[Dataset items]
## Start

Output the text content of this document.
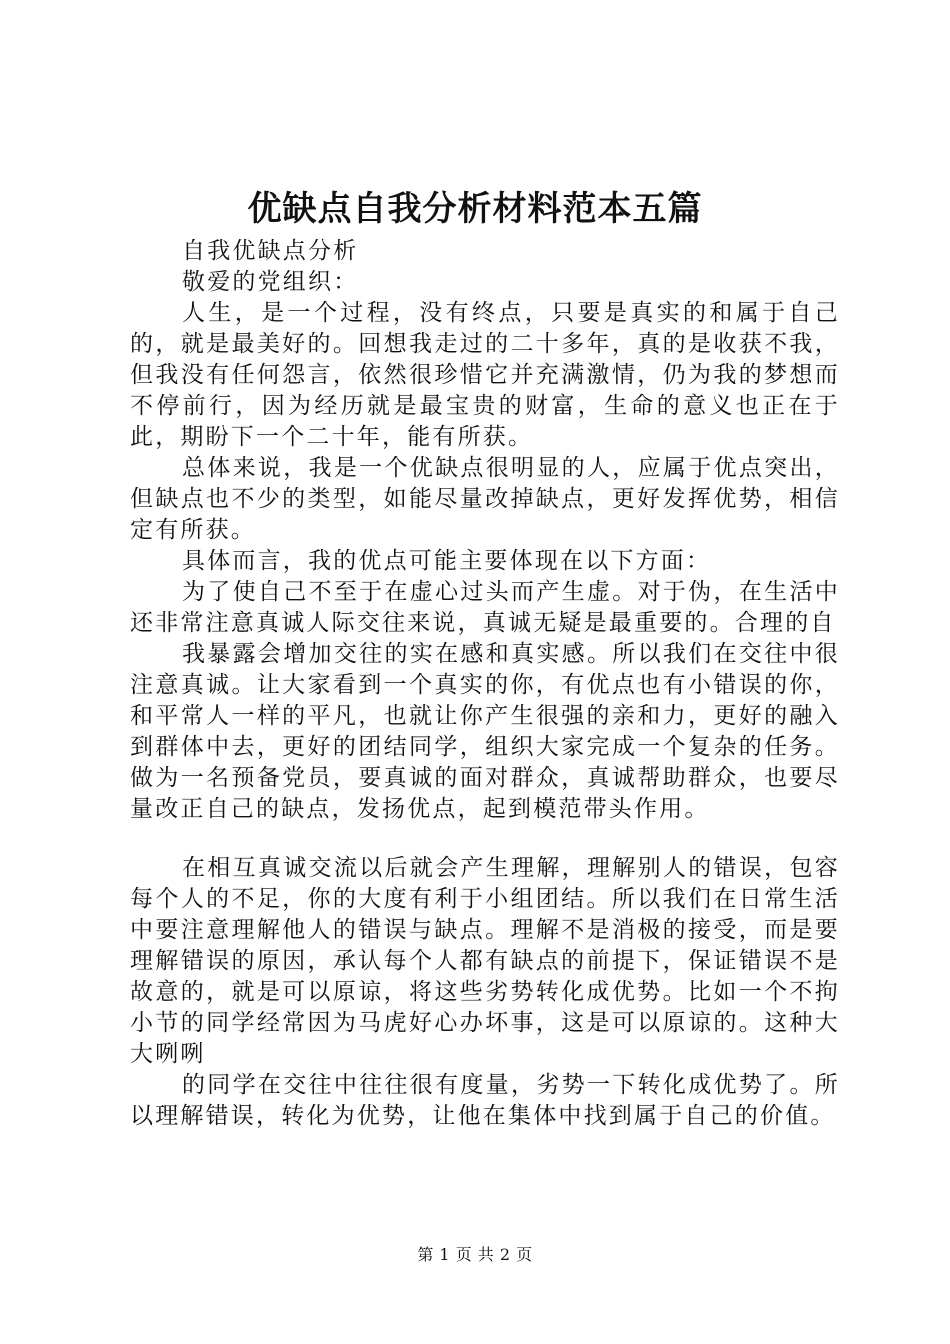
优缺点自我分析材料范本五篇

自我优缺点分析

敬爱的党组织：

人生，是一个过程，没有终点，只要是真实的和属于自己的，就是最美好的。回想我走过的二十多年，真的是收获不我，但我没有任何怨言，依然很珍惜它并充满激情，仍为我的梦想而不停前行，因为经历就是最宝贵的财富，生命的意义也正在于此，期盼下一个二十年，能有所获。

总体来说，我是一个优缺点很明显的人，应属于优点突出，但缺点也不少的类型，如能尽量改掉缺点，更好发挥优势，相信定有所获。

具体而言，我的优点可能主要体现在以下方面：

为了使自己不至于在虚心过头而产生虚。对于伪，在生活中还非常注意真诚人际交往来说，真诚无疑是最重要的。合理的自

我暴露会增加交往的实在感和真实感。所以我们在交往中很注意真诚。让大家看到一个真实的你，有优点也有小错误的你，和平常人一样的平凡，也就让你产生很强的亲和力，更好的融入到群体中去，更好的团结同学，组织大家完成一个复杂的任务。做为一名预备党员，要真诚的面对群众，真诚帮助群众，也要尽量改正自己的缺点，发扬优点，起到模范带头作用。

在相互真诚交流以后就会产生理解，理解别人的错误，包容每个人的不足，你的大度有利于小组团结。所以我们在日常生活中要注意理解他人的错误与缺点。理解不是消极的接受，而是要理解错误的原因，承认每个人都有缺点的前提下，保证错误不是故意的，就是可以原谅，将这些劣势转化成优势。比如一个不拘小节的同学经常因为马虎好心办坏事，这是可以原谅的。这种大大咧咧

的同学在交往中往往很有度量，劣势一下转化成优势了。所以理解错误，转化为优势，让他在集体中找到属于自己的价值。

第 1 页 共 2 页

## End

- Task goal
Exactly reproduce each record, leaving out any pictures.

- Output of the exercise
Output the text content of this document.
优缺点自我分析材料范本五篇

自我优缺点分析

敬爱的党组织：

人生，是一个过程，没有终点，只要是真实的和属于自己的，就是最美好的。回想我走过的二十多年，真的是收获不我，但我没有任何怨言，依然很珍惜它并充满激情，仍为我的梦想而不停前行，因为经历就是最宝贵的财富，生命的意义也正在于此，期盼下一个二十年，能有所获。

总体来说，我是一个优缺点很明显的人，应属于优点突出，但缺点也不少的类型，如能尽量改掉缺点，更好发挥优势，相信定有所获。

具体而言，我的优点可能主要体现在以下方面：

为了使自己不至于在虚心过头而产生虚。对于伪，在生活中还非常注意真诚人际交往来说，真诚无疑是最重要的。合理的自

我暴露会增加交往的实在感和真实感。所以我们在交往中很注意真诚。让大家看到一个真实的你，有优点也有小错误的你，和平常人一样的平凡，也就让你产生很强的亲和力，更好的融入到群体中去，更好的团结同学，组织大家完成一个复杂的任务。做为一名预备党员，要真诚的面对群众，真诚帮助群众，也要尽量改正自己的缺点，发扬优点，起到模范带头作用。

在相互真诚交流以后就会产生理解，理解别人的错误，包容每个人的不足，你的大度有利于小组团结。所以我们在日常生活中要注意理解他人的错误与缺点。理解不是消极的接受，而是要理解错误的原因，承认每个人都有缺点的前提下，保证错误不是故意的，就是可以原谅，将这些劣势转化成优势。比如一个不拘小节的同学经常因为马虎好心办坏事，这是可以原谅的。这种大大咧咧

的同学在交往中往往很有度量，劣势一下转化成优势了。所以理解错误，转化为优势，让他在集体中找到属于自己的价值。

第 1 页 共 2 页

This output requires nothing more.